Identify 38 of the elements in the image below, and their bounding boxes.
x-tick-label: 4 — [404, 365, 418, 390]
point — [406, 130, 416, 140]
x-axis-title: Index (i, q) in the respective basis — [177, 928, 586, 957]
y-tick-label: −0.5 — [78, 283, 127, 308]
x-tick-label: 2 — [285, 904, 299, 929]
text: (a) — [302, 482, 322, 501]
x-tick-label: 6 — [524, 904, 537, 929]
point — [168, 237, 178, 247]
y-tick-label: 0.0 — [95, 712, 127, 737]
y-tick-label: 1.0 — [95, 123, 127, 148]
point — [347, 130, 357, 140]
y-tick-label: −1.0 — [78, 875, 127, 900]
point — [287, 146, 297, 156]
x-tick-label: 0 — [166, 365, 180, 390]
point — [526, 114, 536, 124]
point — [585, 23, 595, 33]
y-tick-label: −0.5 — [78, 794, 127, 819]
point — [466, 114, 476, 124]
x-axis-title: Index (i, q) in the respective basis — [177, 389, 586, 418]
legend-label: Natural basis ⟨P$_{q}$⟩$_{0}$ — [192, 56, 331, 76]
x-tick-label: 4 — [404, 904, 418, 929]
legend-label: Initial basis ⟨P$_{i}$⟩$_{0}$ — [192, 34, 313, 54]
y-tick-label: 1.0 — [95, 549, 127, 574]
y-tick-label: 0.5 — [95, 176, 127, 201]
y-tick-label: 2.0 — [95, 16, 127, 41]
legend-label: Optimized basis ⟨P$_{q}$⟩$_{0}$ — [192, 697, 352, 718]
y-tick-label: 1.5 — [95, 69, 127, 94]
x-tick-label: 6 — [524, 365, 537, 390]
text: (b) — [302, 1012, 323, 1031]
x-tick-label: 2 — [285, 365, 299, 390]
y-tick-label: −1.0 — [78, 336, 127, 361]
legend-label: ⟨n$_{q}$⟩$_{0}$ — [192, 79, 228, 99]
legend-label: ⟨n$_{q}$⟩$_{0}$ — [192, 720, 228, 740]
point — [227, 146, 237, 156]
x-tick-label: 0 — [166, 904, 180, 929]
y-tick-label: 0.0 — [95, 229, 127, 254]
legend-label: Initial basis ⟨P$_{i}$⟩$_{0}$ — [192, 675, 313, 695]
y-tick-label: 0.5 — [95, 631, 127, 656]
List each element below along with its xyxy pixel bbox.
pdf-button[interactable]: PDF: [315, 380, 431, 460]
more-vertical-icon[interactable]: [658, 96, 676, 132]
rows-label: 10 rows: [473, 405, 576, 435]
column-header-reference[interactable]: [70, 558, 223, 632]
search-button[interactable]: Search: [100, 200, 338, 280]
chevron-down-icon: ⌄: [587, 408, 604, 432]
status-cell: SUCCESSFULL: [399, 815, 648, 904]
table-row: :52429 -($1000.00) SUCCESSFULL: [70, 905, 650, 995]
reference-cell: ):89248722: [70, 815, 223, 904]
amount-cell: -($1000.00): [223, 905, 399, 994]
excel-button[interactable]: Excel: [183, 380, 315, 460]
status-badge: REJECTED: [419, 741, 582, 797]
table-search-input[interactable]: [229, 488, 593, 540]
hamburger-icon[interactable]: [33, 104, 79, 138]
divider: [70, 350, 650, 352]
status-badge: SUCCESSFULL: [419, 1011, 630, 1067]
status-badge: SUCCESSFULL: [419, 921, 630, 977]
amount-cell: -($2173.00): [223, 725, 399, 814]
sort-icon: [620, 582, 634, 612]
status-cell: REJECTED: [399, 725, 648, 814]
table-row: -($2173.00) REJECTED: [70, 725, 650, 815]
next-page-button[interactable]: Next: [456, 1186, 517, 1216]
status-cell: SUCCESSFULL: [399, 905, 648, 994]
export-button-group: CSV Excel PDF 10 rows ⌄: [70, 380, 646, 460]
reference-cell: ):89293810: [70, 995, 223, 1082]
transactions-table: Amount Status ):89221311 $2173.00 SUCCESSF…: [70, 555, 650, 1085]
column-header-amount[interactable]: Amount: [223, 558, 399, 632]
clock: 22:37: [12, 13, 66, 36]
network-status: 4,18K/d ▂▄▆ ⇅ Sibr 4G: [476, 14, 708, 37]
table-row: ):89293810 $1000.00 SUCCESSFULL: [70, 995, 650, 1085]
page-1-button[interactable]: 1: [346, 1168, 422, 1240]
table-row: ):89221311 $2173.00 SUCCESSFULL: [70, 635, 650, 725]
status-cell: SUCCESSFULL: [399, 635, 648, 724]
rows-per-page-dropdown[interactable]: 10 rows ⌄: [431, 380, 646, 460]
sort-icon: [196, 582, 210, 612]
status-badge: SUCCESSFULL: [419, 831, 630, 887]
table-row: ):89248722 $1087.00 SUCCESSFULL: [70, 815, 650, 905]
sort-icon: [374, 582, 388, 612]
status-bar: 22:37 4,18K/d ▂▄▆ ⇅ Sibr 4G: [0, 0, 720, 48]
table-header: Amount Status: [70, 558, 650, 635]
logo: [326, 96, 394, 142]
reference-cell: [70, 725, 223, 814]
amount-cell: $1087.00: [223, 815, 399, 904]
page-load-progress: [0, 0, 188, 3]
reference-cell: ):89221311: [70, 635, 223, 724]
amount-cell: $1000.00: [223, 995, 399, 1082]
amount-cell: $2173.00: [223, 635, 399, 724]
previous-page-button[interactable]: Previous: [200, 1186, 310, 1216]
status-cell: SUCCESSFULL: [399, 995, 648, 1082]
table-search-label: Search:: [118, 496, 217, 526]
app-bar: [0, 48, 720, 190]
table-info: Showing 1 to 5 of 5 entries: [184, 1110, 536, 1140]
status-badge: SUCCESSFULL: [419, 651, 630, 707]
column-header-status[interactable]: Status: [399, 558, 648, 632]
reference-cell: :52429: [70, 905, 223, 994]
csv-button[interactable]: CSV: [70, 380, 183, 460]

....

*What is being asked:* Extract every line of the material above and reproduce each one word for word, without changing, adding or leaving out anything.

*Response for this exercise:*
Identify 38 of the elements in the image below, and their bounding boxes.
x-tick-label: 4 — [404, 365, 418, 390]
point — [406, 130, 416, 140]
x-axis-title: Index (i, q) in the respective basis — [177, 928, 586, 957]
y-tick-label: −0.5 — [78, 283, 127, 308]
x-tick-label: 2 — [285, 904, 299, 929]
text: (a) — [302, 482, 322, 501]
x-tick-label: 6 — [524, 904, 537, 929]
point — [168, 237, 178, 247]
y-tick-label: 0.0 — [95, 712, 127, 737]
y-tick-label: 1.0 — [95, 123, 127, 148]
point — [347, 130, 357, 140]
y-tick-label: −1.0 — [78, 875, 127, 900]
point — [287, 146, 297, 156]
x-tick-label: 0 — [166, 365, 180, 390]
point — [526, 114, 536, 124]
point — [585, 23, 595, 33]
y-tick-label: −0.5 — [78, 794, 127, 819]
point — [466, 114, 476, 124]
x-axis-title: Index (i, q) in the respective basis — [177, 389, 586, 418]
legend-label: Natural basis ⟨P$_{q}$⟩$_{0}$ — [192, 56, 331, 76]
x-tick-label: 4 — [404, 904, 418, 929]
legend-label: Initial basis ⟨P$_{i}$⟩$_{0}$ — [192, 34, 313, 54]
y-tick-label: 1.0 — [95, 549, 127, 574]
y-tick-label: 0.5 — [95, 176, 127, 201]
y-tick-label: 2.0 — [95, 16, 127, 41]
legend-label: Optimized basis ⟨P$_{q}$⟩$_{0}$ — [192, 697, 352, 718]
y-tick-label: 1.5 — [95, 69, 127, 94]
x-tick-label: 6 — [524, 365, 537, 390]
text: (b) — [302, 1012, 323, 1031]
x-tick-label: 2 — [285, 365, 299, 390]
y-tick-label: −1.0 — [78, 336, 127, 361]
legend-label: ⟨n$_{q}$⟩$_{0}$ — [192, 79, 228, 99]
legend-label: ⟨n$_{q}$⟩$_{0}$ — [192, 720, 228, 740]
point — [227, 146, 237, 156]
x-tick-label: 0 — [166, 904, 180, 929]
y-tick-label: 0.0 — [95, 229, 127, 254]
legend-label: Initial basis ⟨P$_{i}$⟩$_{0}$ — [192, 675, 313, 695]
y-tick-label: 0.5 — [95, 631, 127, 656]
List each element below along with its xyxy pixel bbox.
pdf-button[interactable]: PDF: [315, 380, 431, 460]
more-vertical-icon[interactable]: [658, 96, 676, 132]
rows-label: 10 rows: [473, 405, 576, 435]
column-header-reference[interactable]: [70, 558, 223, 632]
search-button[interactable]: Search: [100, 200, 338, 280]
chevron-down-icon: ⌄: [587, 408, 604, 432]
status-cell: SUCCESSFULL: [399, 815, 648, 904]
table-row: :52429 -($1000.00) SUCCESSFULL: [70, 905, 650, 995]
reference-cell: ):89248722: [70, 815, 223, 904]
amount-cell: -($1000.00): [223, 905, 399, 994]
excel-button[interactable]: Excel: [183, 380, 315, 460]
status-badge: REJECTED: [419, 741, 582, 797]
table-search-input[interactable]: [229, 488, 593, 540]
hamburger-icon[interactable]: [33, 104, 79, 138]
divider: [70, 350, 650, 352]
status-badge: SUCCESSFULL: [419, 1011, 630, 1067]
status-badge: SUCCESSFULL: [419, 921, 630, 977]
amount-cell: -($2173.00): [223, 725, 399, 814]
sort-icon: [620, 582, 634, 612]
status-cell: REJECTED: [399, 725, 648, 814]
table-row: -($2173.00) REJECTED: [70, 725, 650, 815]
next-page-button[interactable]: Next: [456, 1186, 517, 1216]
status-cell: SUCCESSFULL: [399, 905, 648, 994]
export-button-group: CSV Excel PDF 10 rows ⌄: [70, 380, 646, 460]
reference-cell: ):89293810: [70, 995, 223, 1082]
transactions-table: Amount Status ):89221311 $2173.00 SUCCESSF…: [70, 555, 650, 1085]
column-header-amount[interactable]: Amount: [223, 558, 399, 632]
clock: 22:37: [12, 13, 66, 36]
network-status: 4,18K/d ▂▄▆ ⇅ Sibr 4G: [476, 14, 708, 37]
table-row: ):89293810 $1000.00 SUCCESSFULL: [70, 995, 650, 1085]
page-1-button[interactable]: 1: [346, 1168, 422, 1240]
table-row: ):89221311 $2173.00 SUCCESSFULL: [70, 635, 650, 725]
status-cell: SUCCESSFULL: [399, 635, 648, 724]
rows-per-page-dropdown[interactable]: 10 rows ⌄: [431, 380, 646, 460]
sort-icon: [196, 582, 210, 612]
status-badge: SUCCESSFULL: [419, 831, 630, 887]
table-row: ):89248722 $1087.00 SUCCESSFULL: [70, 815, 650, 905]
sort-icon: [374, 582, 388, 612]
status-bar: 22:37 4,18K/d ▂▄▆ ⇅ Sibr 4G: [0, 0, 720, 48]
table-header: Amount Status: [70, 558, 650, 635]
logo: [326, 96, 394, 142]
reference-cell: [70, 725, 223, 814]
amount-cell: $1087.00: [223, 815, 399, 904]
page-load-progress: [0, 0, 188, 3]
reference-cell: ):89221311: [70, 635, 223, 724]
amount-cell: $1000.00: [223, 995, 399, 1082]
amount-cell: $2173.00: [223, 635, 399, 724]
previous-page-button[interactable]: Previous: [200, 1186, 310, 1216]
status-cell: SUCCESSFULL: [399, 995, 648, 1082]
table-search-label: Search:: [118, 496, 217, 526]
app-bar: [0, 48, 720, 190]
table-info: Showing 1 to 5 of 5 entries: [184, 1110, 536, 1140]
status-badge: SUCCESSFULL: [419, 651, 630, 707]
column-header-status[interactable]: Status: [399, 558, 648, 632]
reference-cell: :52429: [70, 905, 223, 994]
csv-button[interactable]: CSV: [70, 380, 183, 460]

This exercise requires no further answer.